**RECORDS FOR THIS EXERCISE:**
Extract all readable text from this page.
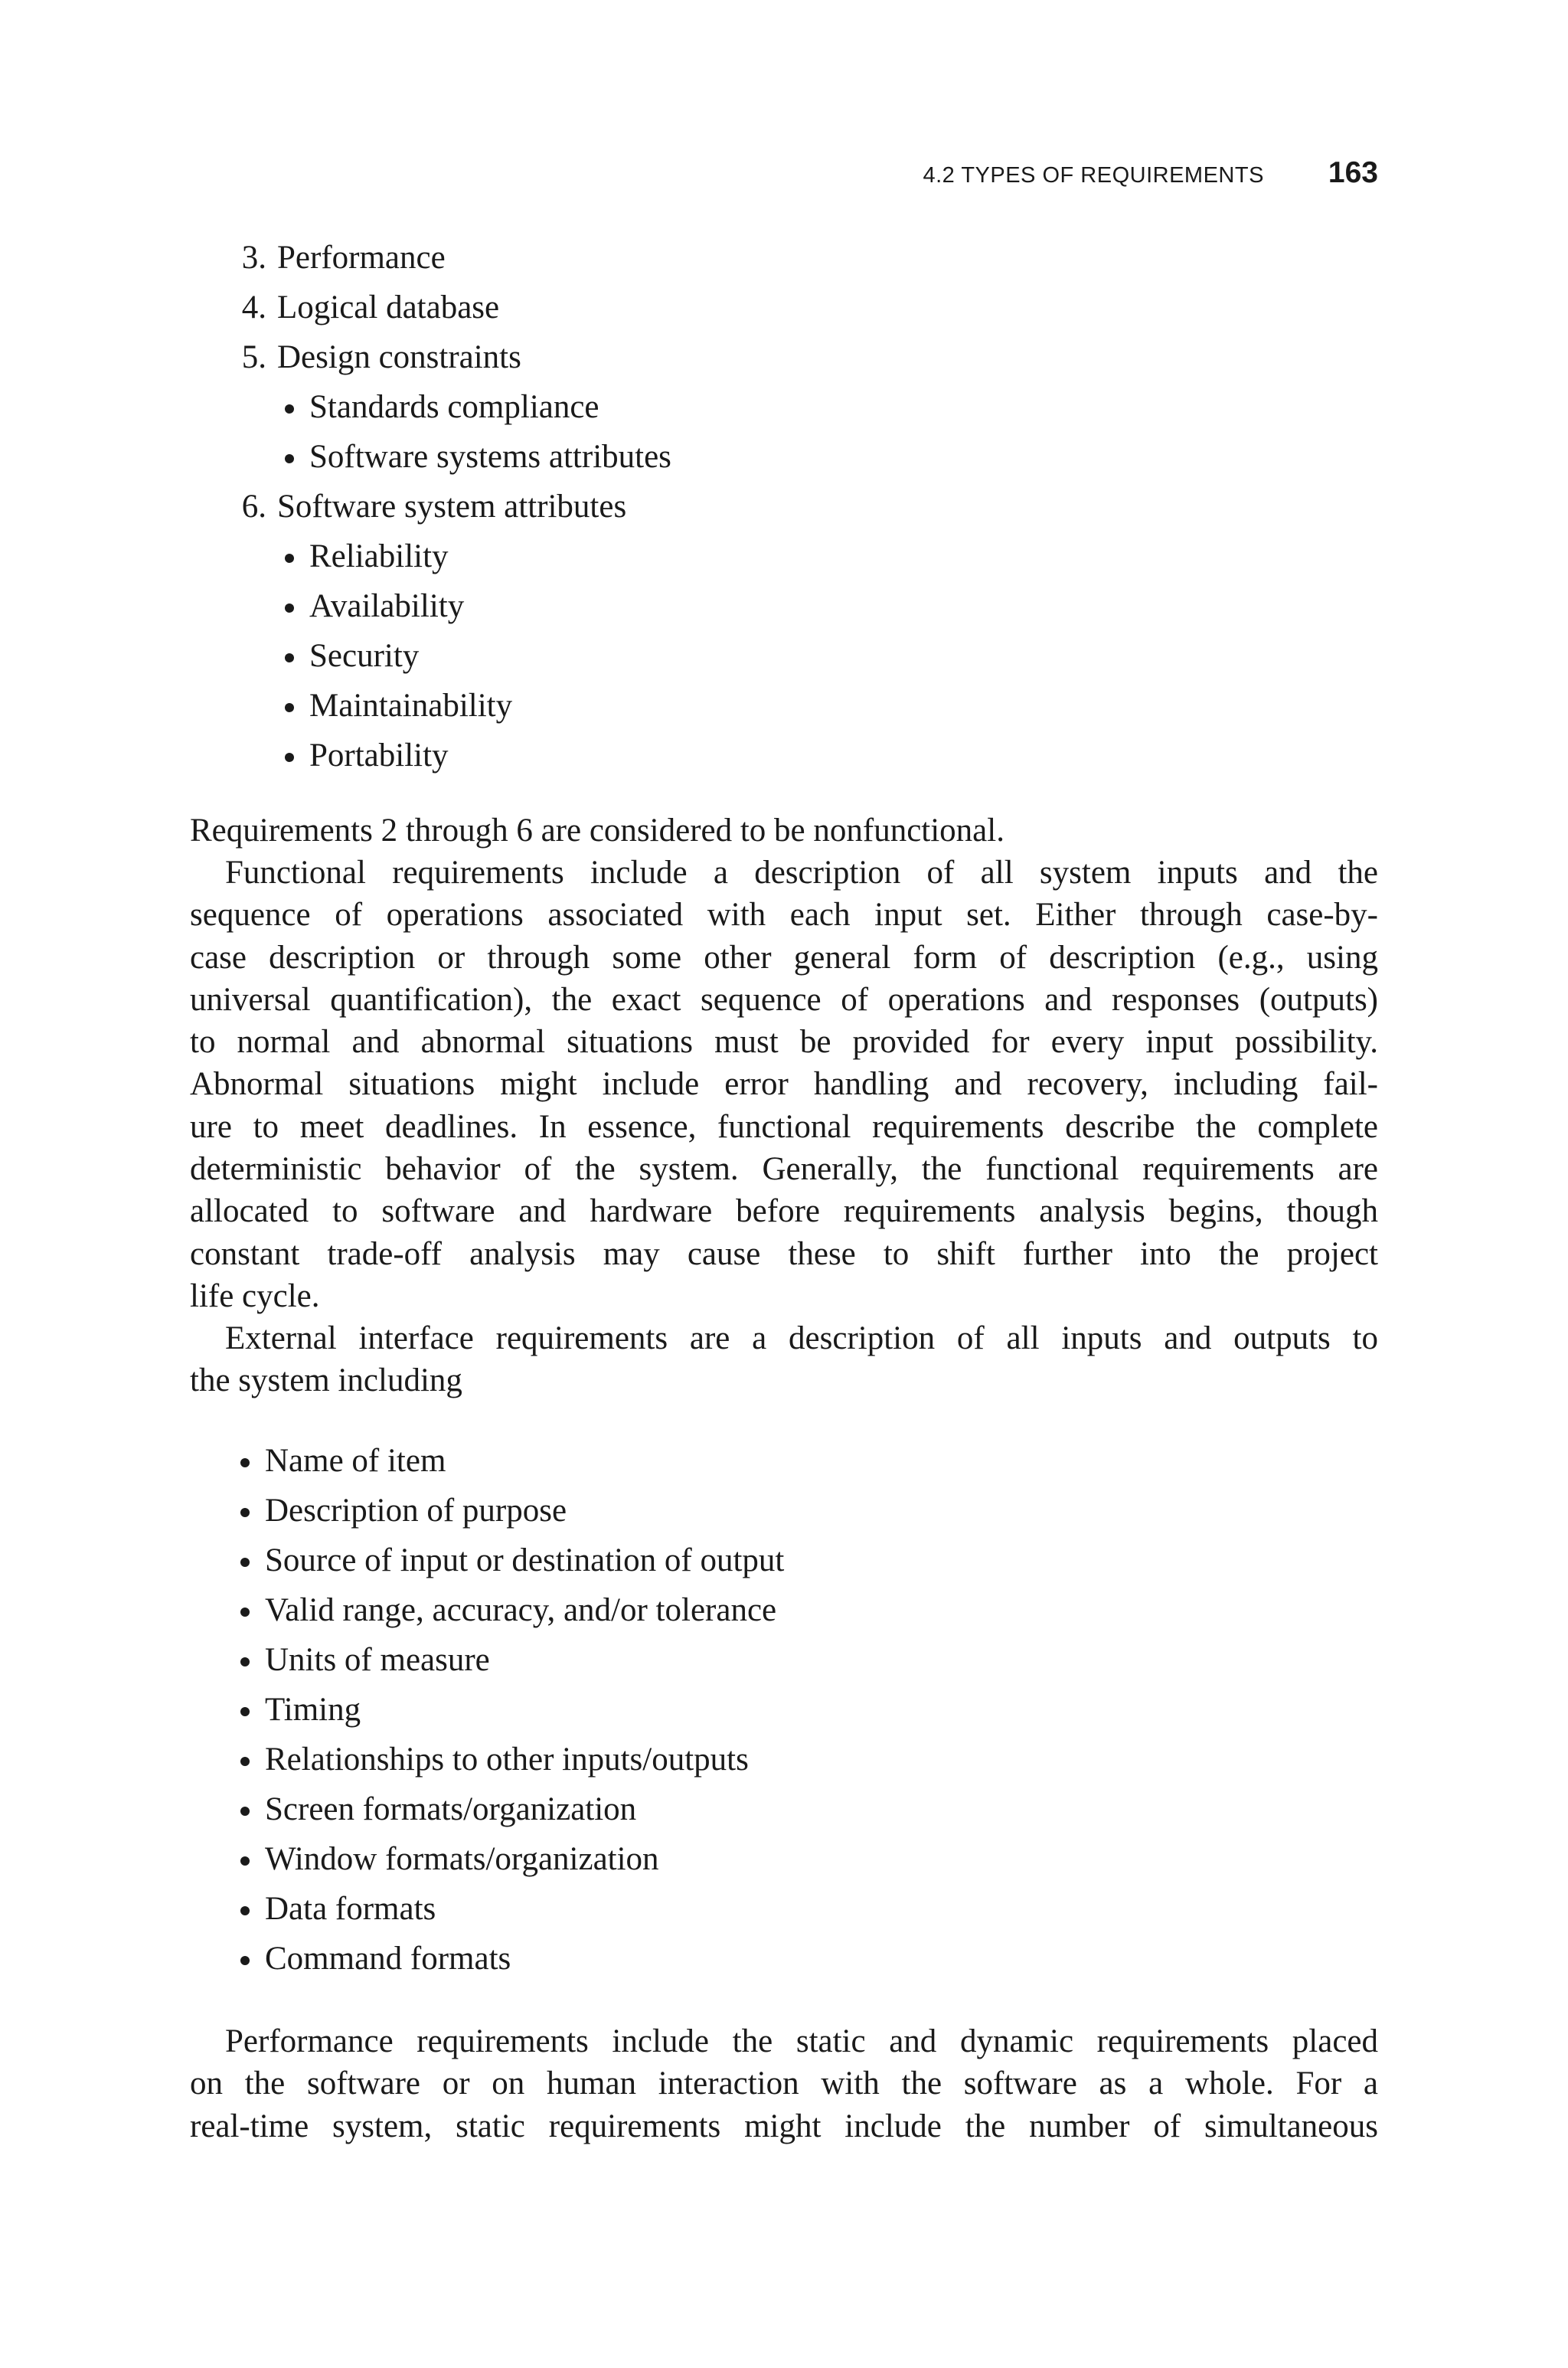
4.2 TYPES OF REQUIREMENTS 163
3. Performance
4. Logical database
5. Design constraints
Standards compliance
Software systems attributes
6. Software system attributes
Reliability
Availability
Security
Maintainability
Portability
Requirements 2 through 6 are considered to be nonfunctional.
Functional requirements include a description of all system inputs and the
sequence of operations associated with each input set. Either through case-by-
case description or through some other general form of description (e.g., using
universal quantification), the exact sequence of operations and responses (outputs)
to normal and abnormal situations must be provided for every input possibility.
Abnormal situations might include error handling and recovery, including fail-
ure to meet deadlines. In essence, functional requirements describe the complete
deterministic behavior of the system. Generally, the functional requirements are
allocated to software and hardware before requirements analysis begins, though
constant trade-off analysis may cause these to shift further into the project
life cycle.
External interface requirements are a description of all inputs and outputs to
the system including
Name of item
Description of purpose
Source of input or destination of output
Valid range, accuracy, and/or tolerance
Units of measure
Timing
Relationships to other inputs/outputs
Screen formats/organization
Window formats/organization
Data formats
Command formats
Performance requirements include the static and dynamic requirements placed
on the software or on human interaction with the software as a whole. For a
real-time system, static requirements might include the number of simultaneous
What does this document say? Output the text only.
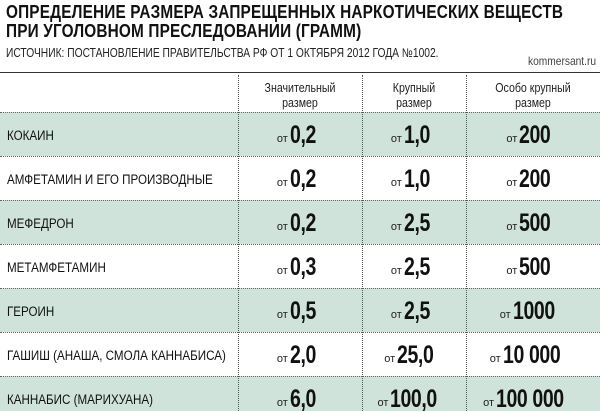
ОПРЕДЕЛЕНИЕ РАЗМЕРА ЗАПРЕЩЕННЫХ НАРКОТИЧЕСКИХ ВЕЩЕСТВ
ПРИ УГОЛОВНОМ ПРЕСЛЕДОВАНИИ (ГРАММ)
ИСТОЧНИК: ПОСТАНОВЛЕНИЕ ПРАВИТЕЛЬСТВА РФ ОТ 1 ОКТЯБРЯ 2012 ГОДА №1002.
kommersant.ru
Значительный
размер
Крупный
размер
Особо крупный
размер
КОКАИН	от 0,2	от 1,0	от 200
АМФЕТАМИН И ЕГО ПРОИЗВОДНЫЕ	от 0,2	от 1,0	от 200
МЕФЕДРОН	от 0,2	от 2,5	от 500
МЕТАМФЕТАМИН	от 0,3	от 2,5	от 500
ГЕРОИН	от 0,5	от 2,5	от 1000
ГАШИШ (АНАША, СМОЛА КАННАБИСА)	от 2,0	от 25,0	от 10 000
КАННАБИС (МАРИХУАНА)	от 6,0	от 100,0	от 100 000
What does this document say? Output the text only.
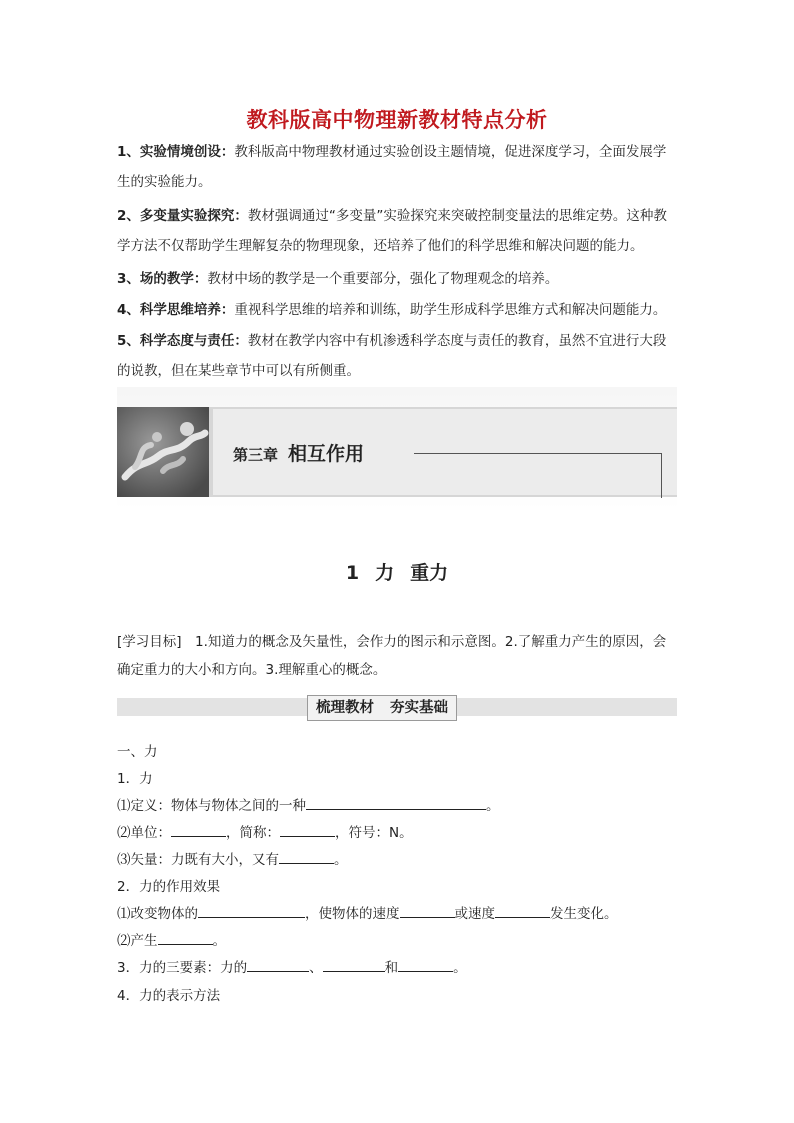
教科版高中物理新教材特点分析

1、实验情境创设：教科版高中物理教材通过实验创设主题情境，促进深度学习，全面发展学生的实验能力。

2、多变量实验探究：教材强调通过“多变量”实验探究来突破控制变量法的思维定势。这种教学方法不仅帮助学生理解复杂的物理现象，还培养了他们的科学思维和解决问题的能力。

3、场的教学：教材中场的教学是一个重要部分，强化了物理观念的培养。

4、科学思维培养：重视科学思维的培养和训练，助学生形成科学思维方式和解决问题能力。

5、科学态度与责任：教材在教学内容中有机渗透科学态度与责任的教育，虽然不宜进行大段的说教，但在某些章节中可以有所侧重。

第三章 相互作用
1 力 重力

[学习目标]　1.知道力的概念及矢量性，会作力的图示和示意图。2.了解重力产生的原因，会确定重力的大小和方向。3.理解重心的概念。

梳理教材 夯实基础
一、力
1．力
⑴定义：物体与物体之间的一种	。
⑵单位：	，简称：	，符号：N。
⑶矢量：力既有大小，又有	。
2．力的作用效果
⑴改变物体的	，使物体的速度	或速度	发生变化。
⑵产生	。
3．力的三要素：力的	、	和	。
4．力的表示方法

**WHAT IS EXPECTED:** Repeat the material above in full and unchanged, minus its images.

**RESULT BELOW:**
Extract all readable text from this page.
4.2 TYPES OF REQUIREMENTS 163
3. Performance
4. Logical database
5. Design constraints
Standards compliance
Software systems attributes
6. Software system attributes
Reliability
Availability
Security
Maintainability
Portability
Requirements 2 through 6 are considered to be nonfunctional.
Functional requirements include a description of all system inputs and the
sequence of operations associated with each input set. Either through case-by-
case description or through some other general form of description (e.g., using
universal quantification), the exact sequence of operations and responses (outputs)
to normal and abnormal situations must be provided for every input possibility.
Abnormal situations might include error handling and recovery, including fail-
ure to meet deadlines. In essence, functional requirements describe the complete
deterministic behavior of the system. Generally, the functional requirements are
allocated to software and hardware before requirements analysis begins, though
constant trade-off analysis may cause these to shift further into the project
life cycle.
External interface requirements are a description of all inputs and outputs to
the system including
Name of item
Description of purpose
Source of input or destination of output
Valid range, accuracy, and/or tolerance
Units of measure
Timing
Relationships to other inputs/outputs
Screen formats/organization
Window formats/organization
Data formats
Command formats
Performance requirements include the static and dynamic requirements placed
on the software or on human interaction with the software as a whole. For a
real-time system, static requirements might include the number of simultaneous
What does this document say? Output the text only.
ОПРЕДЕЛЕНИЕ РАЗМЕРА ЗАПРЕЩЕННЫХ НАРКОТИЧЕСКИХ ВЕЩЕСТВ
ПРИ УГОЛОВНОМ ПРЕСЛЕДОВАНИИ (ГРАММ)
ИСТОЧНИК: ПОСТАНОВЛЕНИЕ ПРАВИТЕЛЬСТВА РФ ОТ 1 ОКТЯБРЯ 2012 ГОДА №1002.
kommersant.ru
Значительный
размер
Крупный
размер
Особо крупный
размер
КОКАИН	от 0,2	от 1,0	от 200
АМФЕТАМИН И ЕГО ПРОИЗВОДНЫЕ	от 0,2	от 1,0	от 200
МЕФЕДРОН	от 0,2	от 2,5	от 500
МЕТАМФЕТАМИН	от 0,3	от 2,5	от 500
ГЕРОИН	от 0,5	от 2,5	от 1000
ГАШИШ (АНАША, СМОЛА КАННАБИСА)	от 2,0	от 25,0	от 10 000
КАННАБИС (МАРИХУАНА)	от 6,0	от 100,0	от 100 000
What does this document say? Output the text only.
教科版高中物理新教材特点分析

1、实验情境创设：教科版高中物理教材通过实验创设主题情境，促进深度学习，全面发展学生的实验能力。

2、多变量实验探究：教材强调通过“多变量”实验探究来突破控制变量法的思维定势。这种教学方法不仅帮助学生理解复杂的物理现象，还培养了他们的科学思维和解决问题的能力。

3、场的教学：教材中场的教学是一个重要部分，强化了物理观念的培养。

4、科学思维培养：重视科学思维的培养和训练，助学生形成科学思维方式和解决问题能力。

5、科学态度与责任：教材在教学内容中有机渗透科学态度与责任的教育，虽然不宜进行大段的说教，但在某些章节中可以有所侧重。

第三章 相互作用
1 力 重力

[学习目标]　1.知道力的概念及矢量性，会作力的图示和示意图。2.了解重力产生的原因，会确定重力的大小和方向。3.理解重心的概念。

梳理教材 夯实基础
一、力
1．力
⑴定义：物体与物体之间的一种	。
⑵单位：	，简称：	，符号：N。
⑶矢量：力既有大小，又有	。
2．力的作用效果
⑴改变物体的	，使物体的速度	或速度	发生变化。
⑵产生	。
3．力的三要素：力的	、	和	。
4．力的表示方法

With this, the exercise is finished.